»»
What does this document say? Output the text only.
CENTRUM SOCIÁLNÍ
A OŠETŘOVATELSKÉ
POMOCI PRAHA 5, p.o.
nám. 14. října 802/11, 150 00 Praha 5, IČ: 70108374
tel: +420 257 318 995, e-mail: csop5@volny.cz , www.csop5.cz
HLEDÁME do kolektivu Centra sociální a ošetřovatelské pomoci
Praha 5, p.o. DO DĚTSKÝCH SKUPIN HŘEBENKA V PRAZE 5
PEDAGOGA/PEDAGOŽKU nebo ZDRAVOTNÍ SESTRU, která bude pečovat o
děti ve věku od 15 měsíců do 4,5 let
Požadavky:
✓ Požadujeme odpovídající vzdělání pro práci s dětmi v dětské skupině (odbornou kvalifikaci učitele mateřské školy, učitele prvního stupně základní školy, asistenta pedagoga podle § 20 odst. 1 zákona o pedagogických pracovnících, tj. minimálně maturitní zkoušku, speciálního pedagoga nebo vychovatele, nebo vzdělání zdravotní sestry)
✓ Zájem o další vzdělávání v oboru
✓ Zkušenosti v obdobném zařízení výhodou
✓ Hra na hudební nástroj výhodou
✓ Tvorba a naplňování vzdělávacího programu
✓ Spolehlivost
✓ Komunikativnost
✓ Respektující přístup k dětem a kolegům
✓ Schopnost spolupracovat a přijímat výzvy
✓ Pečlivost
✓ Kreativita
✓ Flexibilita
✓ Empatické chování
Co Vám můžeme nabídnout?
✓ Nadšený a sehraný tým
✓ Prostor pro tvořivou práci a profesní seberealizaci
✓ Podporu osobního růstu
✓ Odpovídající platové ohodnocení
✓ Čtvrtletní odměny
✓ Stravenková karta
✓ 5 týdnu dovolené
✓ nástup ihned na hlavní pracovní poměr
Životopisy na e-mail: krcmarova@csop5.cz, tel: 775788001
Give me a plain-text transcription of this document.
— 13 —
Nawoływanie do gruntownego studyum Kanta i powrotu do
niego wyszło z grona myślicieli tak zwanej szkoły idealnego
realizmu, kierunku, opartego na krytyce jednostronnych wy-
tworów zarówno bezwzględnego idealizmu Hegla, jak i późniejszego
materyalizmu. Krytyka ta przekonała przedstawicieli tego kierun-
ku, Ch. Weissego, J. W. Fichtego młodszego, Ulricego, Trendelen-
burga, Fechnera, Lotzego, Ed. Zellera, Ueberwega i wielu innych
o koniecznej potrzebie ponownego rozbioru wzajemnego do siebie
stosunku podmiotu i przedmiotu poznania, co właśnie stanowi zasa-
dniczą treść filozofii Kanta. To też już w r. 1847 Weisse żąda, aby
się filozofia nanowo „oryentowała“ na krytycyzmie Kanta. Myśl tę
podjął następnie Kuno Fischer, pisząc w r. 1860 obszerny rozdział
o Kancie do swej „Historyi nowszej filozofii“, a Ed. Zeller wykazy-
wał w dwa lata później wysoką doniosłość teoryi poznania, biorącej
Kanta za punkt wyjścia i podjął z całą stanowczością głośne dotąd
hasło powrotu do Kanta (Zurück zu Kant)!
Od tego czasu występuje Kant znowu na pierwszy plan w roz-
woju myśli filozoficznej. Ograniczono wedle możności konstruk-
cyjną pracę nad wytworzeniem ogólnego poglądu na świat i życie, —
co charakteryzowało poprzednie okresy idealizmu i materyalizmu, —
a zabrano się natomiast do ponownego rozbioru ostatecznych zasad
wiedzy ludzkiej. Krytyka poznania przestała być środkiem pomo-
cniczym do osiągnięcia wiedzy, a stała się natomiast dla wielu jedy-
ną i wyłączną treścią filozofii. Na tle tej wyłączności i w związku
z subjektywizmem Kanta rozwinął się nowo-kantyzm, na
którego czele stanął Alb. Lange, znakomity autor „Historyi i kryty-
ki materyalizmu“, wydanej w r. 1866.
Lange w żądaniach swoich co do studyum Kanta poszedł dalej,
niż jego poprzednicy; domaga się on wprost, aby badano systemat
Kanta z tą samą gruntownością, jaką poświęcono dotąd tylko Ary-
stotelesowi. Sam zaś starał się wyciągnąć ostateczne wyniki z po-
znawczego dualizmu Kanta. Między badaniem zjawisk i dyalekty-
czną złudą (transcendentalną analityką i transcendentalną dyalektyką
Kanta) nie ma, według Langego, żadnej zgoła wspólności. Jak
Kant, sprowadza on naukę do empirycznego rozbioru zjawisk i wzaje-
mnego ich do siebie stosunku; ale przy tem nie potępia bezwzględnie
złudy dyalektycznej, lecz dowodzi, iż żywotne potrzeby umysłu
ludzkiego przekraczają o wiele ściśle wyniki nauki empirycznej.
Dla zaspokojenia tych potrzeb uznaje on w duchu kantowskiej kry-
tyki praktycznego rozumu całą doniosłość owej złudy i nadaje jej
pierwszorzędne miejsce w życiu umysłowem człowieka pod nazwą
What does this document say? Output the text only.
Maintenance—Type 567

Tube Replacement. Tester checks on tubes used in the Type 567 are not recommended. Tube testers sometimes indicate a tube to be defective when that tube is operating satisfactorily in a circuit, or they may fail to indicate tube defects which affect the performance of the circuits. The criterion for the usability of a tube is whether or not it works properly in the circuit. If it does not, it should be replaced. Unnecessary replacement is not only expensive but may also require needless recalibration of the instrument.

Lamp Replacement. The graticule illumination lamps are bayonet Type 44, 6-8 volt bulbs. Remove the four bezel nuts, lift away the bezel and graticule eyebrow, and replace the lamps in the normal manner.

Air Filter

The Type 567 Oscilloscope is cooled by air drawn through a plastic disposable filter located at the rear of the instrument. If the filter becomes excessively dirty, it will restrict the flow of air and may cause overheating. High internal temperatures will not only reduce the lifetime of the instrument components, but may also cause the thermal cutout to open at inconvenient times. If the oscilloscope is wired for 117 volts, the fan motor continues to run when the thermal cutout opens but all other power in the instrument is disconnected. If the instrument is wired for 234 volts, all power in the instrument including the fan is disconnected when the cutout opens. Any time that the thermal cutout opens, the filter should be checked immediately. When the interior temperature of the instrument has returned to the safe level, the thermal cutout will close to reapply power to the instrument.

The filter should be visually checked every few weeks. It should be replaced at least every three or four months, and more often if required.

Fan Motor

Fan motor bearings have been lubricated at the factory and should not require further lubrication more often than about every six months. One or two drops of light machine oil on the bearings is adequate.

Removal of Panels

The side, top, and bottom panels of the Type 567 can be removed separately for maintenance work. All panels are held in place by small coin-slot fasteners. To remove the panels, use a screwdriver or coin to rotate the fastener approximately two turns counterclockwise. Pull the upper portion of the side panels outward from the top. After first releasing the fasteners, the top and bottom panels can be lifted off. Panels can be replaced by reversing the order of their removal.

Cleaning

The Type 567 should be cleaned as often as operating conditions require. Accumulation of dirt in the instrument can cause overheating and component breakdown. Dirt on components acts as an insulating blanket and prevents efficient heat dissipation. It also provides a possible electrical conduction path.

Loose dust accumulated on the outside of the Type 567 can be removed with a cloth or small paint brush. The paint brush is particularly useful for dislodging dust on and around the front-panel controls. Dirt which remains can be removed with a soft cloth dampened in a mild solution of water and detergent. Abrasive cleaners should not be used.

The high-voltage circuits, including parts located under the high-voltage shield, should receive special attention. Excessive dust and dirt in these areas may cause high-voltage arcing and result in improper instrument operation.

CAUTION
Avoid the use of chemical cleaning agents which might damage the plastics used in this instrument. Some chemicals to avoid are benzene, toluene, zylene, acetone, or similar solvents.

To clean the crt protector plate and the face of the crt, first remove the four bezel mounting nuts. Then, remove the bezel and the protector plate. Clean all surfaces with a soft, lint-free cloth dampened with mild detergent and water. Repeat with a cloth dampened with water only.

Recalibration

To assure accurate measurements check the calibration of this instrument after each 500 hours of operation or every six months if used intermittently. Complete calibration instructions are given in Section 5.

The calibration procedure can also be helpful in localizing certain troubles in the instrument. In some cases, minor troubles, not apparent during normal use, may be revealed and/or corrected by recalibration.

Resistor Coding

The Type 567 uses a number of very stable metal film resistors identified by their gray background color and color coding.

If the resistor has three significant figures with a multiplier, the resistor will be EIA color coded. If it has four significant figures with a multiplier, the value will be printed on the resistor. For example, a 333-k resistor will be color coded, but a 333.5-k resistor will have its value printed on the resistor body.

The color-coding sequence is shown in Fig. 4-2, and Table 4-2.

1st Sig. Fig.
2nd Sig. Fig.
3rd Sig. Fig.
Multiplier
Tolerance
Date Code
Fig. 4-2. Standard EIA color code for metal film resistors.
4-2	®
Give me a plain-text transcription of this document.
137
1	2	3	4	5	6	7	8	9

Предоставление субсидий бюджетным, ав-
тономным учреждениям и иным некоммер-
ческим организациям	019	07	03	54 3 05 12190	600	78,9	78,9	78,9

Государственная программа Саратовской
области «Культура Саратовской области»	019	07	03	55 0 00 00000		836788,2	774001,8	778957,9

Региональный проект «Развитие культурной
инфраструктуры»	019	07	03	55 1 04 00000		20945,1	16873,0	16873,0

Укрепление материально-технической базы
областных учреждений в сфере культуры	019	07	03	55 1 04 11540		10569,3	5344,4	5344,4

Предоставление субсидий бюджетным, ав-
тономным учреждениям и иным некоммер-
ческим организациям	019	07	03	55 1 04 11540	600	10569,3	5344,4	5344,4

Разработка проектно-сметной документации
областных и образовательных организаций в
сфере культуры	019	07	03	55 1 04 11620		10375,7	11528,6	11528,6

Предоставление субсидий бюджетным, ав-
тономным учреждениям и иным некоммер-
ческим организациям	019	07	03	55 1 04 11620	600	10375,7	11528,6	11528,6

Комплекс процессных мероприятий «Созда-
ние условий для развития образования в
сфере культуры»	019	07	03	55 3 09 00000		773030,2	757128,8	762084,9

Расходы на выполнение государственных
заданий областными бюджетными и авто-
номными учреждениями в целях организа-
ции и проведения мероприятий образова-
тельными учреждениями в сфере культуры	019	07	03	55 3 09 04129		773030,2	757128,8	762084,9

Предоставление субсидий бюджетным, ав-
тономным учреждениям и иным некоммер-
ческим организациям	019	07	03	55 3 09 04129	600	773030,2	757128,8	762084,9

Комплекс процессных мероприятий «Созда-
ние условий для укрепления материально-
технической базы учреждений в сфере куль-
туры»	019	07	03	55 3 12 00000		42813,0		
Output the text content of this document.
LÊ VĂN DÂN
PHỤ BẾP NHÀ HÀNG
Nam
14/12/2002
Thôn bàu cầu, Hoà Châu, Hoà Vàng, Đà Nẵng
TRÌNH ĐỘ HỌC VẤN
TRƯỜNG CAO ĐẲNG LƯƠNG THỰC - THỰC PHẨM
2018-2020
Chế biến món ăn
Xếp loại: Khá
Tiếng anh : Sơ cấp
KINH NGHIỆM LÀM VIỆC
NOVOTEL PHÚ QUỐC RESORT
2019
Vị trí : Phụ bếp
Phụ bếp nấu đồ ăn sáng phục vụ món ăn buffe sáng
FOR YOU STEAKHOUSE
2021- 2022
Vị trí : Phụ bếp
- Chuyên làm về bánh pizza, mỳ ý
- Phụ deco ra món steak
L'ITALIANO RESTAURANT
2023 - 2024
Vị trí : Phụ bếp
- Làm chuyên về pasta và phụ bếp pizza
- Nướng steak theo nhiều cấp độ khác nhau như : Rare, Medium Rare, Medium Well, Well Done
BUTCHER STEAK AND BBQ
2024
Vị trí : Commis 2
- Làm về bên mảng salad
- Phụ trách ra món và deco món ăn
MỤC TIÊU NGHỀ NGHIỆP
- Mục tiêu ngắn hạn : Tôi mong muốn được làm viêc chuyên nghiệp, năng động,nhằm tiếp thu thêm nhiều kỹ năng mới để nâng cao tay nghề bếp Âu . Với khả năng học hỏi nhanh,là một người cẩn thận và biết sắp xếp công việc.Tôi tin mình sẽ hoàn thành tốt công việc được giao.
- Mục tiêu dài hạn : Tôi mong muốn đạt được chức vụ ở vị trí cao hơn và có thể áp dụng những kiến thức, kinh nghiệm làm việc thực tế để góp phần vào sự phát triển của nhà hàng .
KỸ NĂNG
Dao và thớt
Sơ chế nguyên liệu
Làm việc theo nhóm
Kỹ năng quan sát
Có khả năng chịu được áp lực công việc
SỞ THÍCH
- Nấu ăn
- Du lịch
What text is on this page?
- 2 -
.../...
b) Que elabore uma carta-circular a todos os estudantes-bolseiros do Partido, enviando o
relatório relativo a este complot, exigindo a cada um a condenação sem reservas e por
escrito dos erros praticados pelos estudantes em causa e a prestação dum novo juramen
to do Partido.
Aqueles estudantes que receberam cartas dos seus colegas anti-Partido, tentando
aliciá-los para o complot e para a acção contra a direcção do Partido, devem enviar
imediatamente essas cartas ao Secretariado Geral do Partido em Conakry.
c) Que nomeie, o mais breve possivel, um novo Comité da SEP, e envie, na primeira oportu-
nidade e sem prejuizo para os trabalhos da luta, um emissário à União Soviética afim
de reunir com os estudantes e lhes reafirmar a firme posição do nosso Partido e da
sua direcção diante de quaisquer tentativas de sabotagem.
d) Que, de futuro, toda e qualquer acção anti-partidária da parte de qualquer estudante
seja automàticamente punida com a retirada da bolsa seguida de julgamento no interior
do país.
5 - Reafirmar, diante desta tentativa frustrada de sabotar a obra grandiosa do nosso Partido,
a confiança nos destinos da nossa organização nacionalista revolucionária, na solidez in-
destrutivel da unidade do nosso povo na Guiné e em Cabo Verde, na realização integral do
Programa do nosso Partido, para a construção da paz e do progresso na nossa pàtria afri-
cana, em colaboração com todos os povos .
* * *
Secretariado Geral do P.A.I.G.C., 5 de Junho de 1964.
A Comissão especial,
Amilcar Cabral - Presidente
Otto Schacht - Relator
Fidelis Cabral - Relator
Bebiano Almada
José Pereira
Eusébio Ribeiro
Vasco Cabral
««
### DIRECTION
Copy all lines from the material that hold "условий".

### ANSWER FOR THE TASK
ние условий для развития образования в
ние условий для укрепления материально-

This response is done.